Direction A:
Arrange the stretch of the records from their start through the line containing "The bed 88 is at (745, 837)." as a numbered list, omitting blank lines.

Source excerpt:
>>

Awesome

Forseti

Forseti is a prototype for binary classification (malware/goodware) targeting ELF/Linux binaries.

Authors

Forseti was authored by Lucas Galante under supervision of Marcus Botacin, André Grégio and Paulo de Geus.

Motivation

Forseti is inspired by the lack of didactic, academic tools for exploring Linux binaries.

Repository Organization

The repository is organized as follows:

code: Contains Forseti's Python scripts.
data: Contains Forseti's configuration files, databases and configuration files' samples.
paper: Contains a copy of our white-paper.
tests: Contains Forseti's test-case files.

Papers

Forseti is supported by a series of developments and described in multiple papers:

Forseti feature extraction mechanisms are described in the course Introdução à Engenharia Reversa de Aplicações Maliciosas em Ambientes Linux, published in the XIX SBSEG. Check Here
Forseti feature extraction capabilities were used to describe the landscape of Linux malware presented in the paper Malicious Linux Binaries: A Landscape, published in the XVIII SBSEG Check Here
Forseti classification capabilities are described in the paper Forseti: Extração de características e classificação de binários ELF, published in the XIX SBSEG Check Here
Forseti evaluation was presented in the paper Machine Learning for Malware Detection: Beyond Accuracy Rates, published in the XIX SBSEG Check Here

Installation

Install the following dependencies to run Forseti:

pip install pyelftools
pip install pickle
pip install configparser
pip install sklearn

Execution

Forseti can be trained by providing it with a list of goodware and malware files:

python main.py -g goodware.txt -m malware.txt

The list should look like:

$> cat data/malware.txt 
> tests/static_malicious.bin
> tests/upx.bin
> tests/fork.bin

Alternatively, one can also provide a list of suspicious files to be classified:

python main.py -g goodware.txt -m malware.txt -s suspicious.txt

Or, automate everything using our script:

./run-forsite.sh

Usage Example

If you start Forseti using the previously presented parameters, you should see a screen like this:

Forseti Execution Example

Notice that Forseti: (i) initially displays the feature vectors for all considered binaries; (ii) display all parameters used for the selected classifier; and (iii) finally starts displaying the classification metrics for each folding step.

Forseti Internals

If you want to take a look on how Forseti extracts features, you might want to look:

static.py: Static feature extraction.
dynamic.py: Dynamic feature extraction.

If you want to take a look on Forseti training, you might want to look:

kfold.py: Folding training implementation.
ml.py: Classifiers implementation.

More specifically, you might want to change the implemented classifiers by implementing a new class that inherits the MachineLearning class, as Forseti does to implement its classifiers. The currently implemented classifiers are:

class RandomForest(MachineLearing)
class Svm(MachineLearing)
class MLP(MachineLearing)

<<

Data entries:
>>

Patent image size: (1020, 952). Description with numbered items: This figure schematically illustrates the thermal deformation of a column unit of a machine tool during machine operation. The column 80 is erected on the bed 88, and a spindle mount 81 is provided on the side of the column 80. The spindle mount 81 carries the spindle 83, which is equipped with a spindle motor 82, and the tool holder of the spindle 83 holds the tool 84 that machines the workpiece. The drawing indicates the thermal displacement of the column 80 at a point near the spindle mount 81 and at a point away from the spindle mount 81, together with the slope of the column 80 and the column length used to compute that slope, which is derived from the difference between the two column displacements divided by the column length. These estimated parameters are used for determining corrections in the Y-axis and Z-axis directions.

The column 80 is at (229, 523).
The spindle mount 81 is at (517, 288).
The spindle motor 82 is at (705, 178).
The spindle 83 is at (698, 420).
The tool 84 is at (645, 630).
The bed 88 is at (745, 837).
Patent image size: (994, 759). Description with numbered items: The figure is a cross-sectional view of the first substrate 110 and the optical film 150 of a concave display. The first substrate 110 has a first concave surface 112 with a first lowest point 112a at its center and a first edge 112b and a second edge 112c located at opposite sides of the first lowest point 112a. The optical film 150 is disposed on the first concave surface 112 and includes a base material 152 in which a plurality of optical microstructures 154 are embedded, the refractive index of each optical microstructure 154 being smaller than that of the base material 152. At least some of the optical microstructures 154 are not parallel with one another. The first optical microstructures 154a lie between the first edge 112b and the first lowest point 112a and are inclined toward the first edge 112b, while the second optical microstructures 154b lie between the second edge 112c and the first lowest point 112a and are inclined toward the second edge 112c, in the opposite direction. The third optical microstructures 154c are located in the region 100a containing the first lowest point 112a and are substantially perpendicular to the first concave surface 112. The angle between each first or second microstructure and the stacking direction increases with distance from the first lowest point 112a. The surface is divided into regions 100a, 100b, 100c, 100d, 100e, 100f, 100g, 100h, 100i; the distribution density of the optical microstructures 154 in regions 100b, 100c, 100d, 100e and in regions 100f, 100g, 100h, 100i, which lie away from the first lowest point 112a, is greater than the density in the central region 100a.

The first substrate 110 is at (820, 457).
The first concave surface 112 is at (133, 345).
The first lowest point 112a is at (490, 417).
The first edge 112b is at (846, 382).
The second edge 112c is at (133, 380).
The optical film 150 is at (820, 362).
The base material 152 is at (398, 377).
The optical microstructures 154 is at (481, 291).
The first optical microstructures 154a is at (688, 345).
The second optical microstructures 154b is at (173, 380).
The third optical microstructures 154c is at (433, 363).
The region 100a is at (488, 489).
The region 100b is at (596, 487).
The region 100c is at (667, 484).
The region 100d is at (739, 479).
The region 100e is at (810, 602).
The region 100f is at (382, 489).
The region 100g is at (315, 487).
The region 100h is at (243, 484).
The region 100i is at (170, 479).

<<

Direction B:
Name every package that the Forseti page says to install with pip.

Expected output A:
1. Patent image size: (1020, 952). Description with numbered items: This figure schematically illustrates the thermal deformation of a column unit of a machine tool during machine operation. The column 80 is erected on the bed 88, and a spindle mount 81 is provided on the side of the column 80. The spindle mount 81 carries the spindle 83, which is equipped with a spindle motor 82, and the tool holder of the spindle 83 holds the tool 84 that machines the workpiece. The drawing indicates the thermal displacement of the column 80 at a point near the spindle mount 81 and at a point away from the spindle mount 81, together with the slope of the column 80 and the column length used to compute that slope, which is derived from the difference between the two column displacements divided by the column length. These estimated parameters are used for determining corrections in the Y-axis and Z-axis directions.
2. The column 80 is at (229, 523).
3. The spindle mount 81 is at (517, 288).
4. The spindle motor 82 is at (705, 178).
5. The spindle 83 is at (698, 420).
6. The tool 84 is at (645, 630).
7. The bed 88 is at (745, 837).

Expected output B:
pyelftools, pickle, configparser, sklearn